======== Source passage

From a6d5ac1c156e8d6f6fabe4d9949d3318bc77db20 Mon Sep 17 00:00:00 2001
From: Abdurrahmaan Iqbal <abdurrahmaaniqbal@hotmail.com>
Date: Sun, 13 Feb 2022 15:12:03 +0000
Subject: [PATCH 1/4] BUG: Convert <br> to space

---
 pandas/io/html.py            | 12 +++++++++++-
 pandas/tests/io/test_html.py | 37 ++++++++++++++++++++++++++++++++++++
 2 files changed, 48 insertions(+), 1 deletion(-)
diff --git a/pandas/io/html.py b/pandas/io/html.py
index 2947b22f85d61..5f807989bdb6c 100644
--- a/pandas/io/html.py
+++ b/pandas/io/html.py
@@ -605,7 +605,13 @@ def _build_doc(self):
         else:
             udoc = bdoc
             from_encoding = self.encoding
-        return BeautifulSoup(udoc, features="html5lib", from_encoding=from_encoding)
+
+        soup = BeautifulSoup(udoc, features="html5lib", from_encoding=from_encoding)
+
+        for br in soup.find_all("br"):
+            br.replace_with("\n" + br.text)

================
======== Dataset entries

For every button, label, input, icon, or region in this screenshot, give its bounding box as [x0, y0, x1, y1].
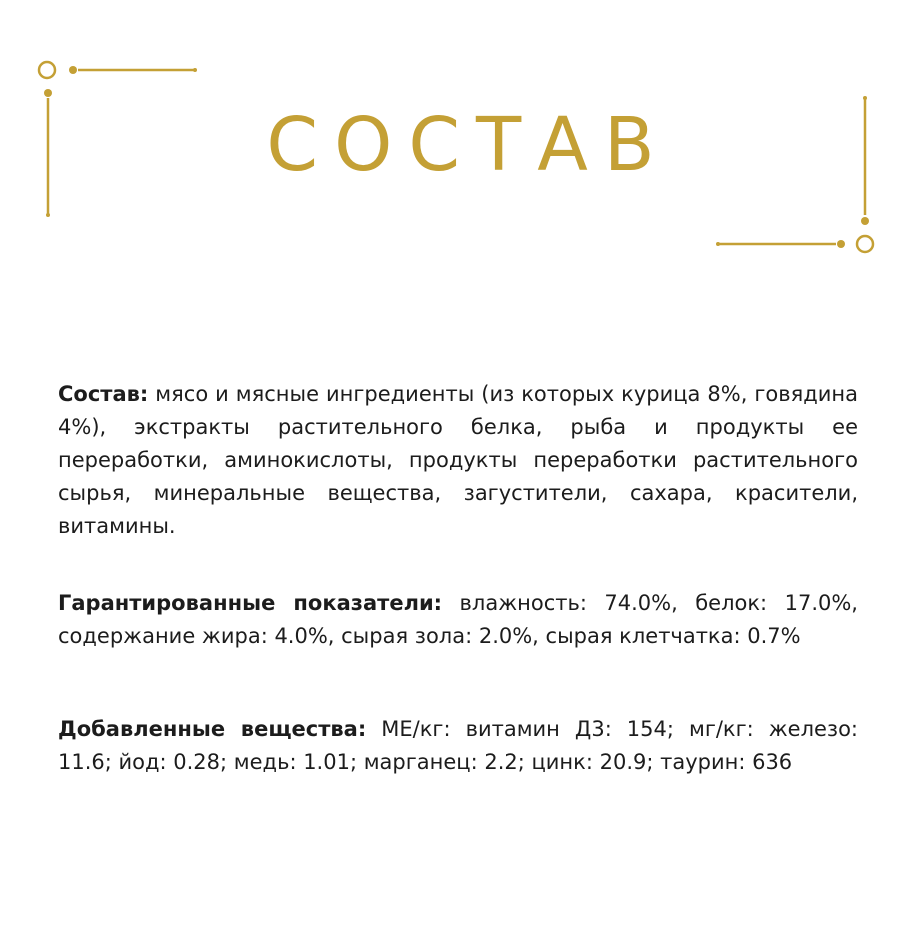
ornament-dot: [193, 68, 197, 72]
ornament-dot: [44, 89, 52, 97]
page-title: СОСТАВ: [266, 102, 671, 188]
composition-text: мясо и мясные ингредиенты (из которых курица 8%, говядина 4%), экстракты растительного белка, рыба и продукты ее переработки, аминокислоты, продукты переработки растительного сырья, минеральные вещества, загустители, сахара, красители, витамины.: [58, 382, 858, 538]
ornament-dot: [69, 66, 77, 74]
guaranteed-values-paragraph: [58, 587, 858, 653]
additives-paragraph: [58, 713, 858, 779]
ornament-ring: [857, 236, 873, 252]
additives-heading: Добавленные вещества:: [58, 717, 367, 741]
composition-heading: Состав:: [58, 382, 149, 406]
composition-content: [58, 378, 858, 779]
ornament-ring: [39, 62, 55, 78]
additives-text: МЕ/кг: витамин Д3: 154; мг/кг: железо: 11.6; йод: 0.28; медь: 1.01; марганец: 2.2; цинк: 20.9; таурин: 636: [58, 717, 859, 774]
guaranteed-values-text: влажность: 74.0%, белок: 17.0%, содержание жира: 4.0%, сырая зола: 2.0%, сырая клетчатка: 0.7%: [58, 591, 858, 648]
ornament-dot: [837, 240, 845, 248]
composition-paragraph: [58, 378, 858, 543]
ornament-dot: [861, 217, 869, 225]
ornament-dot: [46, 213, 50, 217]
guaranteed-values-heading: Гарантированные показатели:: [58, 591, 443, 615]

================

■ Exercise set:
**1.** Translate the patch's subject line, "Convert <br> to space", into Spanish.
**2.** Answer these questions from the patch:
(a) Who is listed as the author?
(b) Which two files does it change?
(c) What value is passed as the features argument to BeautifulSoup?

■ Results in order:
**1.** Convertir <br> en espacio

**2.**
(a) Abdurrahmaan Iqbal
(b) pandas/io/html.py and pandas/tests/io/test_html.py
(c) "html5lib"